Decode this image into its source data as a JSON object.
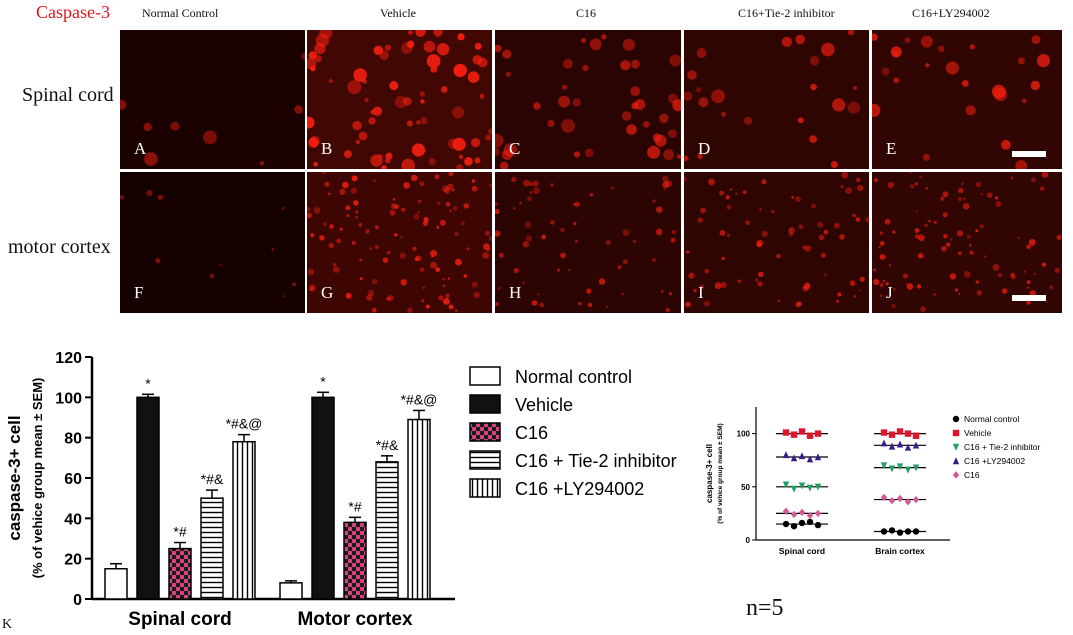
{
  "figure": {
    "title": "Caspase-3",
    "columns": [
      "Normal Control",
      "Vehicle",
      "C16",
      "C16+Tie-2 inhibitor",
      "C16+LY294002"
    ],
    "rows": [
      "Spinal cord",
      "motor cortex"
    ],
    "panel_letters": [
      "A",
      "B",
      "C",
      "D",
      "E",
      "F",
      "G",
      "H",
      "I",
      "J"
    ],
    "k_label": "K",
    "n_label": "n=5"
  },
  "colors": {
    "title": "#e0141e",
    "fluorescence": "#ff2010",
    "c16_fill": "#d4447e",
    "normal_marker": "#000000",
    "vehicle_marker": "#e0142a",
    "tie2_marker": "#20a060",
    "ly_marker": "#3c1a8c",
    "c16_marker": "#d45a96"
  },
  "chart_data": [
    {
      "type": "bar",
      "ylabel": "caspase-3+ cell",
      "ylabel2": "(% of vehice group mean ± SEM)",
      "ylim": [
        0,
        120
      ],
      "yticks": [
        0,
        20,
        40,
        60,
        80,
        100,
        120
      ],
      "categories": [
        "Spinal cord",
        "Motor cortex"
      ],
      "legend_position": "right",
      "series": [
        {
          "name": "Normal control",
          "pattern": "white",
          "values": [
            15,
            8
          ],
          "errors": [
            2.5,
            1
          ],
          "annotations": [
            "",
            ""
          ]
        },
        {
          "name": "Vehicle",
          "pattern": "black",
          "values": [
            100,
            100
          ],
          "errors": [
            1.5,
            2.5
          ],
          "annotations": [
            "*",
            "*"
          ]
        },
        {
          "name": "C16",
          "pattern": "checker",
          "values": [
            25,
            38
          ],
          "errors": [
            3,
            2.5
          ],
          "annotations": [
            "*#",
            "*#"
          ]
        },
        {
          "name": "C16 + Tie-2 inhibitor",
          "pattern": "hstripes",
          "values": [
            50,
            68
          ],
          "errors": [
            4,
            3
          ],
          "annotations": [
            "*#&",
            "*#&"
          ]
        },
        {
          "name": "C16 +LY294002",
          "pattern": "vstripes",
          "values": [
            78,
            89
          ],
          "errors": [
            3.5,
            4.5
          ],
          "annotations": [
            "*#&@",
            "*#&@"
          ]
        }
      ]
    },
    {
      "type": "scatter",
      "ylabel": "caspase-3+ cell",
      "ylabel2": "(% of vehice group mean ± SEM)",
      "ylim": [
        0,
        125
      ],
      "yticks": [
        0,
        50,
        100
      ],
      "categories": [
        "Spinal cord",
        "Brain cortex"
      ],
      "legend_position": "right",
      "series": [
        {
          "name": "Normal control",
          "marker": "circle",
          "mean": [
            15,
            8
          ],
          "points": [
            [
              15,
              13,
              16,
              17,
              14
            ],
            [
              8,
              9,
              7,
              8,
              8
            ]
          ]
        },
        {
          "name": "Vehicle",
          "marker": "square",
          "mean": [
            100,
            100
          ],
          "points": [
            [
              101,
              99,
              102,
              98,
              100
            ],
            [
              101,
              99,
              102,
              100,
              98
            ]
          ]
        },
        {
          "name": "C16 + Tie-2 inhibitor",
          "marker": "triangle-down",
          "mean": [
            50,
            68
          ],
          "points": [
            [
              52,
              48,
              51,
              49,
              50
            ],
            [
              70,
              67,
              69,
              66,
              68
            ]
          ]
        },
        {
          "name": "C16 +LY294002",
          "marker": "triangle-up",
          "mean": [
            78,
            89
          ],
          "points": [
            [
              80,
              77,
              79,
              76,
              78
            ],
            [
              91,
              88,
              90,
              87,
              89
            ]
          ]
        },
        {
          "name": "C16",
          "marker": "diamond",
          "mean": [
            25,
            38
          ],
          "points": [
            [
              27,
              24,
              26,
              23,
              25
            ],
            [
              40,
              37,
              39,
              36,
              38
            ]
          ]
        }
      ]
    }
  ]
}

....

Exclude the images, then output the data above word for word.

§ **COMPLETE OUTPUT**:
Decode this image into its source data as a JSON object.
{
  "figure": {
    "title": "Caspase-3",
    "columns": [
      "Normal Control",
      "Vehicle",
      "C16",
      "C16+Tie-2 inhibitor",
      "C16+LY294002"
    ],
    "rows": [
      "Spinal cord",
      "motor cortex"
    ],
    "panel_letters": [
      "A",
      "B",
      "C",
      "D",
      "E",
      "F",
      "G",
      "H",
      "I",
      "J"
    ],
    "k_label": "K",
    "n_label": "n=5"
  },
  "colors": {
    "title": "#e0141e",
    "fluorescence": "#ff2010",
    "c16_fill": "#d4447e",
    "normal_marker": "#000000",
    "vehicle_marker": "#e0142a",
    "tie2_marker": "#20a060",
    "ly_marker": "#3c1a8c",
    "c16_marker": "#d45a96"
  },
  "chart_data": [
    {
      "type": "bar",
      "ylabel": "caspase-3+ cell",
      "ylabel2": "(% of vehice group mean ± SEM)",
      "ylim": [
        0,
        120
      ],
      "yticks": [
        0,
        20,
        40,
        60,
        80,
        100,
        120
      ],
      "categories": [
        "Spinal cord",
        "Motor cortex"
      ],
      "legend_position": "right",
      "series": [
        {
          "name": "Normal control",
          "pattern": "white",
          "values": [
            15,
            8
          ],
          "errors": [
            2.5,
            1
          ],
          "annotations": [
            "",
            ""
          ]
        },
        {
          "name": "Vehicle",
          "pattern": "black",
          "values": [
            100,
            100
          ],
          "errors": [
            1.5,
            2.5
          ],
          "annotations": [
            "*",
            "*"
          ]
        },
        {
          "name": "C16",
          "pattern": "checker",
          "values": [
            25,
            38
          ],
          "errors": [
            3,
            2.5
          ],
          "annotations": [
            "*#",
            "*#"
          ]
        },
        {
          "name": "C16 + Tie-2 inhibitor",
          "pattern": "hstripes",
          "values": [
            50,
            68
          ],
          "errors": [
            4,
            3
          ],
          "annotations": [
            "*#&",
            "*#&"
          ]
        },
        {
          "name": "C16 +LY294002",
          "pattern": "vstripes",
          "values": [
            78,
            89
          ],
          "errors": [
            3.5,
            4.5
          ],
          "annotations": [
            "*#&@",
            "*#&@"
          ]
        }
      ]
    },
    {
      "type": "scatter",
      "ylabel": "caspase-3+ cell",
      "ylabel2": "(% of vehice group mean ± SEM)",
      "ylim": [
        0,
        125
      ],
      "yticks": [
        0,
        50,
        100
      ],
      "categories": [
        "Spinal cord",
        "Brain cortex"
      ],
      "legend_position": "right",
      "series": [
        {
          "name": "Normal control",
          "marker": "circle",
          "mean": [
            15,
            8
          ],
          "points": [
            [
              15,
              13,
              16,
              17,
              14
            ],
            [
              8,
              9,
              7,
              8,
              8
            ]
          ]
        },
        {
          "name": "Vehicle",
          "marker": "square",
          "mean": [
            100,
            100
          ],
          "points": [
            [
              101,
              99,
              102,
              98,
              100
            ],
            [
              101,
              99,
              102,
              100,
              98
            ]
          ]
        },
        {
          "name": "C16 + Tie-2 inhibitor",
          "marker": "triangle-down",
          "mean": [
            50,
            68
          ],
          "points": [
            [
              52,
              48,
              51,
              49,
              50
            ],
            [
              70,
              67,
              69,
              66,
              68
            ]
          ]
        },
        {
          "name": "C16 +LY294002",
          "marker": "triangle-up",
          "mean": [
            78,
            89
          ],
          "points": [
            [
              80,
              77,
              79,
              76,
              78
            ],
            [
              91,
              88,
              90,
              87,
              89
            ]
          ]
        },
        {
          "name": "C16",
          "marker": "diamond",
          "mean": [
            25,
            38
          ],
          "points": [
            [
              27,
              24,
              26,
              23,
              25
            ],
            [
              40,
              37,
              39,
              36,
              38
            ]
          ]
        }
      ]
    }
  ]
}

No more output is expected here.